**FRAGMENTO SELECCIONADO**
Cada día en todo el mundo, el ser humano genera millones de
toneladas de basura. Sin embargo, muchos de estos desperdicios se
reciclan y vuelven a estar de nuevo en las estanterías de los
supermercados. Algunos de estos residuos
son los metales, que representan el 10% de los desperdicios que
producimos a diario. Pero, ¿qué, cómo y dónde podemos reciclar los
metales?
Latas de leche en polvo, de conservas, de refrescos, motores, herramientas, cables.... En nuestra vida diaria estamos rodeados de metales,
los cuales se pueden reciclar, ya que la mayor parte de ellos se
pueden fundir y volver a procesarse creando nuevos materiales.

**LOS DATOS**

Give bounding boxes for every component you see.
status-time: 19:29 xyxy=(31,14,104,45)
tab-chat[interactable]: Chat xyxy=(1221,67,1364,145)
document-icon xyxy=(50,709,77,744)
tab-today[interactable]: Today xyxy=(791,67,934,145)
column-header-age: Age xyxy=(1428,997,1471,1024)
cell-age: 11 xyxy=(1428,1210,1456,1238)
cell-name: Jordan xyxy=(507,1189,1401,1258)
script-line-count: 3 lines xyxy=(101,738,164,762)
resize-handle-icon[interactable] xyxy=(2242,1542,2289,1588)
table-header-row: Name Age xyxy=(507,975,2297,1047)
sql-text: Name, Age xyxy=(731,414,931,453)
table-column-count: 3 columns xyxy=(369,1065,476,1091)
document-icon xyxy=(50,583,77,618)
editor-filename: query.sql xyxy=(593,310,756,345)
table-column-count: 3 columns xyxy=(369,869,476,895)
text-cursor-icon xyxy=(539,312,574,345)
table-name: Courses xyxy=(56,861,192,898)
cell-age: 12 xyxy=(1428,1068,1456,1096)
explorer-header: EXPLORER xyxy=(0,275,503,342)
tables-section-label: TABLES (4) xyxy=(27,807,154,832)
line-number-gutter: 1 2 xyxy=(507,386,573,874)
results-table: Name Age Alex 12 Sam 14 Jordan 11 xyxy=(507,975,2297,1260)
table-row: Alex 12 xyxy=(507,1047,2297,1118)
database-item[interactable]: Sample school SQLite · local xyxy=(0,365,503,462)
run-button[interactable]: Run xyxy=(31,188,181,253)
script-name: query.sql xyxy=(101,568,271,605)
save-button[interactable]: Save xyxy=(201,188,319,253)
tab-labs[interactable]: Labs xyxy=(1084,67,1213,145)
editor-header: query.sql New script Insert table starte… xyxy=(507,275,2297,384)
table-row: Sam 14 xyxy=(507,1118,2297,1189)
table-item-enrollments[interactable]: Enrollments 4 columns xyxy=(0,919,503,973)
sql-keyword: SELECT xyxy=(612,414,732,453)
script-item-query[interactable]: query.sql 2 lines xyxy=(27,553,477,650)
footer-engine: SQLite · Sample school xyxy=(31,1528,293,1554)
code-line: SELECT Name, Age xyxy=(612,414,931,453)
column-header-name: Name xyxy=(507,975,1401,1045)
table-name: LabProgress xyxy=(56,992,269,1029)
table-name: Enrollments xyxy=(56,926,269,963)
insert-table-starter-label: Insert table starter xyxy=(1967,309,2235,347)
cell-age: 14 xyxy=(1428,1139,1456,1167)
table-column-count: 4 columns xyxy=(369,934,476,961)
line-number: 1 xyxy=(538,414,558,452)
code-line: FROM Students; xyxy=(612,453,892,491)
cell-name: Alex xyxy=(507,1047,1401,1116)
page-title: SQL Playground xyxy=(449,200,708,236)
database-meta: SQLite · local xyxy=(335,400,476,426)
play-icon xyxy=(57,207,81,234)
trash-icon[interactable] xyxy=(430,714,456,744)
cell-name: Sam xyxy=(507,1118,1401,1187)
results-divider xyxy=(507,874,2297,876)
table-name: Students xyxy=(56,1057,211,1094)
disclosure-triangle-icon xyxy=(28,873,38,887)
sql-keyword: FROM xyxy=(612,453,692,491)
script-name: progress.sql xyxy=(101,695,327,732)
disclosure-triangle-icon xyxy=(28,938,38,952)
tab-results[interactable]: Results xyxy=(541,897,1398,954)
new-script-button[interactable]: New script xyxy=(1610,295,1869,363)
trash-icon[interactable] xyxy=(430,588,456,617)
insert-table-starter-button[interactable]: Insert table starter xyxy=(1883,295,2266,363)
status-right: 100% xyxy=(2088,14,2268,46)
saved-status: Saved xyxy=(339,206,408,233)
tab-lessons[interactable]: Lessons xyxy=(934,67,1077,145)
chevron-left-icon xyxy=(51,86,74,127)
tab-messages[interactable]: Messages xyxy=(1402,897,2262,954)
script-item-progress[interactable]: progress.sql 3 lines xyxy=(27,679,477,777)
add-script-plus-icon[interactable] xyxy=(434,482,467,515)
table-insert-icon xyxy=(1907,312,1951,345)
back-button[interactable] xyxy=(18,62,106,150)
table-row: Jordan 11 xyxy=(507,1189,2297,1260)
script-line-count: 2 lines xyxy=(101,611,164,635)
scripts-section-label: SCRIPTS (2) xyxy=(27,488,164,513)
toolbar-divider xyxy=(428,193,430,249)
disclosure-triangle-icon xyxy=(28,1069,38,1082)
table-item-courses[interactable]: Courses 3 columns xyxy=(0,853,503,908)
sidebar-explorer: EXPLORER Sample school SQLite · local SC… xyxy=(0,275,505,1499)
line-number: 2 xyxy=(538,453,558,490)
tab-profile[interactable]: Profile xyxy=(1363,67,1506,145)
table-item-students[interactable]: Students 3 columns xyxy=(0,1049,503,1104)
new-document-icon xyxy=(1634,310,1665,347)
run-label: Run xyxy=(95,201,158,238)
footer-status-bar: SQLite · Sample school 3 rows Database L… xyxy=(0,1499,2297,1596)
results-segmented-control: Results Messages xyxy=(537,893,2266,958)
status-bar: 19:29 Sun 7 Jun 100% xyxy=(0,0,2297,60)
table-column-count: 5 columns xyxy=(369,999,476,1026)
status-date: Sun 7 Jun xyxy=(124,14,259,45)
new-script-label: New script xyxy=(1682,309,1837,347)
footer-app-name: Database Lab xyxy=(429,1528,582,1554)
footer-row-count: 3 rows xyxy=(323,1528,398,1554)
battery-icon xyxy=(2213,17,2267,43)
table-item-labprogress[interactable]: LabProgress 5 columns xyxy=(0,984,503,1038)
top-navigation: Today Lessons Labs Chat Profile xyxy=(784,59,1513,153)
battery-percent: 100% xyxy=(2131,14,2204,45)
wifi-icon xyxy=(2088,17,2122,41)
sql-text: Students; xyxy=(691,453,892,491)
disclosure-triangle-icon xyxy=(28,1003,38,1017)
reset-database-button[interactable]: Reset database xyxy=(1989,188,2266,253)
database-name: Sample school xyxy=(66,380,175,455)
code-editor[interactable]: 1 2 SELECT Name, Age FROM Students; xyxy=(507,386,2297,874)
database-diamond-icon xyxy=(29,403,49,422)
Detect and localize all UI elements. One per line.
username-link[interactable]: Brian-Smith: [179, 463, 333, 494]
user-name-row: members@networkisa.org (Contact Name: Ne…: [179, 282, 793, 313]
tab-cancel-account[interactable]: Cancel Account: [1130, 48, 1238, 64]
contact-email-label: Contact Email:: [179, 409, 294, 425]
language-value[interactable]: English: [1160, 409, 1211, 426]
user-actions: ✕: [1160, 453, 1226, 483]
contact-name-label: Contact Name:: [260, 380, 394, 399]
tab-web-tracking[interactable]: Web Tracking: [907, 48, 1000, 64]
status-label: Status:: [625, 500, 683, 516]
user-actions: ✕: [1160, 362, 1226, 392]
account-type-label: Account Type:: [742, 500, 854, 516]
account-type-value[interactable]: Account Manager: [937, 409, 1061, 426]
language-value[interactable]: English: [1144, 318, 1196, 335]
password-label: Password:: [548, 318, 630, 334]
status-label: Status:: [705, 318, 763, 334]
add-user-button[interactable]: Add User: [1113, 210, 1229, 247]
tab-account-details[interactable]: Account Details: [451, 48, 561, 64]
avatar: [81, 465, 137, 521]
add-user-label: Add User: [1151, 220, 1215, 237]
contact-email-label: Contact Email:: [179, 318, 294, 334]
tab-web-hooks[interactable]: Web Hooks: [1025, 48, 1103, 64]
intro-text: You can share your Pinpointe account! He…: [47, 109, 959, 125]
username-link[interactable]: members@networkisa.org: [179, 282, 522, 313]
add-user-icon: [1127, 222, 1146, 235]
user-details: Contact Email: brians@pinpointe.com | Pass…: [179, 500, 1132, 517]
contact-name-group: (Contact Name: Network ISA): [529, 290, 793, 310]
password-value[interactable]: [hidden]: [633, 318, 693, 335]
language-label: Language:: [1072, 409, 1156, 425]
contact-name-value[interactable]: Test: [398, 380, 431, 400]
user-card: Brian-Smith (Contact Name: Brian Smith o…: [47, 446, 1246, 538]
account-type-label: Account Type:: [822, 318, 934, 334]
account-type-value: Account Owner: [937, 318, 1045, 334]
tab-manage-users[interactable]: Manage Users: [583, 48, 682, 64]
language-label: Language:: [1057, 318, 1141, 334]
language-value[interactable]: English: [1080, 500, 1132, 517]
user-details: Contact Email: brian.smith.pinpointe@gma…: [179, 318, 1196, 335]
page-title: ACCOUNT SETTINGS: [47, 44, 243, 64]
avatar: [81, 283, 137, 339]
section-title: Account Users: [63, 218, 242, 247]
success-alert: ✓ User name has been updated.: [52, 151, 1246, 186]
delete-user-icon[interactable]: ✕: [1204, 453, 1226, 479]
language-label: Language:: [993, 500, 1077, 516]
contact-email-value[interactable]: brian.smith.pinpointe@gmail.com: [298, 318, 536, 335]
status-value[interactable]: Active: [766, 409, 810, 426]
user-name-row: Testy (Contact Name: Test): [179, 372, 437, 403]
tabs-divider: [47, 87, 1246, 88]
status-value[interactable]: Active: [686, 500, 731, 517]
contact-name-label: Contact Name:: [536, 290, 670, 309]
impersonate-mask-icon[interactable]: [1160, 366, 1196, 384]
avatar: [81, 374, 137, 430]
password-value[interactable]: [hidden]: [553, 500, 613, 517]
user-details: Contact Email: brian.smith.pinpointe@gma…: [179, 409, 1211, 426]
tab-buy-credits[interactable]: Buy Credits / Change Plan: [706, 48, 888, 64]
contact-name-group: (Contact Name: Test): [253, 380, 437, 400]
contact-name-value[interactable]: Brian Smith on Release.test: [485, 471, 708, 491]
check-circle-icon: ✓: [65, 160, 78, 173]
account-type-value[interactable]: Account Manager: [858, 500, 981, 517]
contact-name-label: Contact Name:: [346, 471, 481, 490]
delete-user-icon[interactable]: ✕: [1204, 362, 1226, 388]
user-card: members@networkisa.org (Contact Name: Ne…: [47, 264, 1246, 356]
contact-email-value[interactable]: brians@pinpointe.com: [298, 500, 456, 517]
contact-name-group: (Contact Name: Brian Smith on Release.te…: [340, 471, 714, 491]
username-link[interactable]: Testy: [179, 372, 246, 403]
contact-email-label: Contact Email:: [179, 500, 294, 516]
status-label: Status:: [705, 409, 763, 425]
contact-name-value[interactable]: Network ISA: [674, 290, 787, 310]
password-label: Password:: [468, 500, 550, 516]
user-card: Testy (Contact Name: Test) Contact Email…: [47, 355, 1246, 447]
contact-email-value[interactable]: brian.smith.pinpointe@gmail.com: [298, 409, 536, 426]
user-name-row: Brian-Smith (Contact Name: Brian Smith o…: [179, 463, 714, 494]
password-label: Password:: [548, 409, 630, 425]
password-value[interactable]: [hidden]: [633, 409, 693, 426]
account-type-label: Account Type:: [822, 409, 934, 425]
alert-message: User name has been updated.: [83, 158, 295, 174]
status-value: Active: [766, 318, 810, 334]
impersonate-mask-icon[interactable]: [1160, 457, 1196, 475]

**EJERCICIO 1**
Reescribe el tramo del texto sobre el reciclaje de metales que va de "Latas de leche" a "creando nuevos materiales.", cambiando "herramientas" por "tornillos".
**EJERCICIO 2**
Enumera todos los objetos que el texto sobre el reciclaje de metales da como ejemplos de metales de nuestra vida diaria.
**EJERCICIO 3**
Sigue escribiendo el texto sobre el reciclaje de metales a partir de su última oración.

**RESPUESTA 1**
Latas de leche en polvo, de conservas, de refrescos, motores, tornillos, cables.... En nuestra vida diaria estamos rodeados de metales,
los cuales se pueden reciclar, ya que la mayor parte de ellos se
pueden fundir y volver a procesarse creando nuevos materiales.

**RESPUESTA 2**
Latas de leche en polvo, latas de conservas, latas de refrescos, motores, herramientas y cables.

**RESPUESTA 3**
Sin embargo, estos metales no siguen un patrón común a la hora de reciclarse. De ahí que sea importante separar el aluminio de aquellos materiales ferrosos como el hierro y el acero, ya que en muchos centros de reciclaje no se aceptan ambos tipos. Se pueden diferenciar de diversas maneras. La más fácil es a través de la etiqueta identificadora que la gran mayoría de los productos poseen. En caso de no tener dicha información, se podrá recurrir a un remedio más casero, como el de coger un imán. Todos aquellos materiales que no se peguen querrán decir que son de aluminio.